Aim of the task ▸
Quote the listing below in its entirety.

Information given ▸
## Start
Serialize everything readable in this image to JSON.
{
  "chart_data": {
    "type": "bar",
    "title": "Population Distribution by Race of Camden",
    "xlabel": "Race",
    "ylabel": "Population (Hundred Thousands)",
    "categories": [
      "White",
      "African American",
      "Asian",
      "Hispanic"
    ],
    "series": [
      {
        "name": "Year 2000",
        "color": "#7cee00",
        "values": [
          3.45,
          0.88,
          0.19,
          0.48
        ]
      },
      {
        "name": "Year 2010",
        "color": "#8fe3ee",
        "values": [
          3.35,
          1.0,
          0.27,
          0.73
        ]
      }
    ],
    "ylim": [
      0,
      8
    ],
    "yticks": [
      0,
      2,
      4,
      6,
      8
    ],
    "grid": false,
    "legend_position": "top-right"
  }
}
## End
The reply ▸
Serialize everything readable in this image to JSON.
{
  "chart_data": {
    "type": "bar",
    "title": "Population Distribution by Race of Camden",
    "xlabel": "Race",
    "ylabel": "Population (Hundred Thousands)",
    "categories": [
      "White",
      "African American",
      "Asian",
      "Hispanic"
    ],
    "series": [
      {
        "name": "Year 2000",
        "color": "#7cee00",
        "values": [
          3.45,
          0.88,
          0.19,
          0.48
        ]
      },
      {
        "name": "Year 2010",
        "color": "#8fe3ee",
        "values": [
          3.35,
          1.0,
          0.27,
          0.73
        ]
      }
    ],
    "ylim": [
      0,
      8
    ],
    "yticks": [
      0,
      2,
      4,
      6,
      8
    ],
    "grid": false,
    "legend_position": "top-right"
  }
}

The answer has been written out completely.